• _Given problem_
The data must be written out once more, precisely as given.
====== Records for processing
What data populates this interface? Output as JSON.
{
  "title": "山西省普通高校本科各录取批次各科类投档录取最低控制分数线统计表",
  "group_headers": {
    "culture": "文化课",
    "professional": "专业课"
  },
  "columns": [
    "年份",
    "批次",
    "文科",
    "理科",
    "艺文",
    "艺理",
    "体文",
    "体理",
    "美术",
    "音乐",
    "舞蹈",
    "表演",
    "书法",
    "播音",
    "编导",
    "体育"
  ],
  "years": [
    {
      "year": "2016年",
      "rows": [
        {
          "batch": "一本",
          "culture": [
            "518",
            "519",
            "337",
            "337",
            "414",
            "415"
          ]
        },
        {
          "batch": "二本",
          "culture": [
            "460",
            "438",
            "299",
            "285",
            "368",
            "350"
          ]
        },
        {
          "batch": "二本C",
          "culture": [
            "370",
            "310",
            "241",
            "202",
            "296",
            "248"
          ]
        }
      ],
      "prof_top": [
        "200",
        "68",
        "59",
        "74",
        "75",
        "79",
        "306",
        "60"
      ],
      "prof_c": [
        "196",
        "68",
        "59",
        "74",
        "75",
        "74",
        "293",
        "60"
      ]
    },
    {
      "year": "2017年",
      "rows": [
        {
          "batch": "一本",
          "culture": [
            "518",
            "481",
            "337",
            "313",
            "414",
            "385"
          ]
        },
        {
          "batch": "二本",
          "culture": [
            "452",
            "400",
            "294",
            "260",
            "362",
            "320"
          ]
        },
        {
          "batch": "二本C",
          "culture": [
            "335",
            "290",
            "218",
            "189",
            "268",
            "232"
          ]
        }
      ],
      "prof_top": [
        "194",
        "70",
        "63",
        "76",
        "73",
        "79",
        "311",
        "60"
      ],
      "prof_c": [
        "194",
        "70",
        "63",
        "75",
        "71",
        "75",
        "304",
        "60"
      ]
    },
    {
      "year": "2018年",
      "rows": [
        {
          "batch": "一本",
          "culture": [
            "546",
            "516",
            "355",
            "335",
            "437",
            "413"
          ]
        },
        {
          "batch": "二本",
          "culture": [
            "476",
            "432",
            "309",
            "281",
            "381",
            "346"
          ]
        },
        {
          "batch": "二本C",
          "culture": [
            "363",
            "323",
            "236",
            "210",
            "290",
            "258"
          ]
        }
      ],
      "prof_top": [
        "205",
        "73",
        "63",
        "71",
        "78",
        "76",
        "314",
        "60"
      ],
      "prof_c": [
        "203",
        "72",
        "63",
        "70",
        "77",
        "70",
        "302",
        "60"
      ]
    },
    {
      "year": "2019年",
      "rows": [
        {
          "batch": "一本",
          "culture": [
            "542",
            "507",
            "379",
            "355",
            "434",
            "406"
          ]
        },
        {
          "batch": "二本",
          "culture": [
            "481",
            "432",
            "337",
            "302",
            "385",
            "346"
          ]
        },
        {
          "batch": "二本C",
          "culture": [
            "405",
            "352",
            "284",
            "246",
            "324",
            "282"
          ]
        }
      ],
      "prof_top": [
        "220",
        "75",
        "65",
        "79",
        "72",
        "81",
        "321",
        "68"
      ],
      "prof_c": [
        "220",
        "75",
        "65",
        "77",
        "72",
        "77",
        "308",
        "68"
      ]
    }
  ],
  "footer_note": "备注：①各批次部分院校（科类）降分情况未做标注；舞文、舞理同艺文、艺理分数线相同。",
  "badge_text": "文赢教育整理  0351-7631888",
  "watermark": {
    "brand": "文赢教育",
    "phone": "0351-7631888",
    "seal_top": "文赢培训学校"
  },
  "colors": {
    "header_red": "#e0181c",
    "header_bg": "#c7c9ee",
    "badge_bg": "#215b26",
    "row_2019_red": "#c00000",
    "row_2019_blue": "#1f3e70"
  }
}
============
• _Written reply_
What data populates this interface? Output as JSON.
{
  "title": "山西省普通高校本科各录取批次各科类投档录取最低控制分数线统计表",
  "group_headers": {
    "culture": "文化课",
    "professional": "专业课"
  },
  "columns": [
    "年份",
    "批次",
    "文科",
    "理科",
    "艺文",
    "艺理",
    "体文",
    "体理",
    "美术",
    "音乐",
    "舞蹈",
    "表演",
    "书法",
    "播音",
    "编导",
    "体育"
  ],
  "years": [
    {
      "year": "2016年",
      "rows": [
        {
          "batch": "一本",
          "culture": [
            "518",
            "519",
            "337",
            "337",
            "414",
            "415"
          ]
        },
        {
          "batch": "二本",
          "culture": [
            "460",
            "438",
            "299",
            "285",
            "368",
            "350"
          ]
        },
        {
          "batch": "二本C",
          "culture": [
            "370",
            "310",
            "241",
            "202",
            "296",
            "248"
          ]
        }
      ],
      "prof_top": [
        "200",
        "68",
        "59",
        "74",
        "75",
        "79",
        "306",
        "60"
      ],
      "prof_c": [
        "196",
        "68",
        "59",
        "74",
        "75",
        "74",
        "293",
        "60"
      ]
    },
    {
      "year": "2017年",
      "rows": [
        {
          "batch": "一本",
          "culture": [
            "518",
            "481",
            "337",
            "313",
            "414",
            "385"
          ]
        },
        {
          "batch": "二本",
          "culture": [
            "452",
            "400",
            "294",
            "260",
            "362",
            "320"
          ]
        },
        {
          "batch": "二本C",
          "culture": [
            "335",
            "290",
            "218",
            "189",
            "268",
            "232"
          ]
        }
      ],
      "prof_top": [
        "194",
        "70",
        "63",
        "76",
        "73",
        "79",
        "311",
        "60"
      ],
      "prof_c": [
        "194",
        "70",
        "63",
        "75",
        "71",
        "75",
        "304",
        "60"
      ]
    },
    {
      "year": "2018年",
      "rows": [
        {
          "batch": "一本",
          "culture": [
            "546",
            "516",
            "355",
            "335",
            "437",
            "413"
          ]
        },
        {
          "batch": "二本",
          "culture": [
            "476",
            "432",
            "309",
            "281",
            "381",
            "346"
          ]
        },
        {
          "batch": "二本C",
          "culture": [
            "363",
            "323",
            "236",
            "210",
            "290",
            "258"
          ]
        }
      ],
      "prof_top": [
        "205",
        "73",
        "63",
        "71",
        "78",
        "76",
        "314",
        "60"
      ],
      "prof_c": [
        "203",
        "72",
        "63",
        "70",
        "77",
        "70",
        "302",
        "60"
      ]
    },
    {
      "year": "2019年",
      "rows": [
        {
          "batch": "一本",
          "culture": [
            "542",
            "507",
            "379",
            "355",
            "434",
            "406"
          ]
        },
        {
          "batch": "二本",
          "culture": [
            "481",
            "432",
            "337",
            "302",
            "385",
            "346"
          ]
        },
        {
          "batch": "二本C",
          "culture": [
            "405",
            "352",
            "284",
            "246",
            "324",
            "282"
          ]
        }
      ],
      "prof_top": [
        "220",
        "75",
        "65",
        "79",
        "72",
        "81",
        "321",
        "68"
      ],
      "prof_c": [
        "220",
        "75",
        "65",
        "77",
        "72",
        "77",
        "308",
        "68"
      ]
    }
  ],
  "footer_note": "备注：①各批次部分院校（科类）降分情况未做标注；舞文、舞理同艺文、艺理分数线相同。",
  "badge_text": "文赢教育整理  0351-7631888",
  "watermark": {
    "brand": "文赢教育",
    "phone": "0351-7631888",
    "seal_top": "文赢培训学校"
  },
  "colors": {
    "header_red": "#e0181c",
    "header_bg": "#c7c9ee",
    "badge_bg": "#215b26",
    "row_2019_red": "#c00000",
    "row_2019_blue": "#1f3e70"
  }
}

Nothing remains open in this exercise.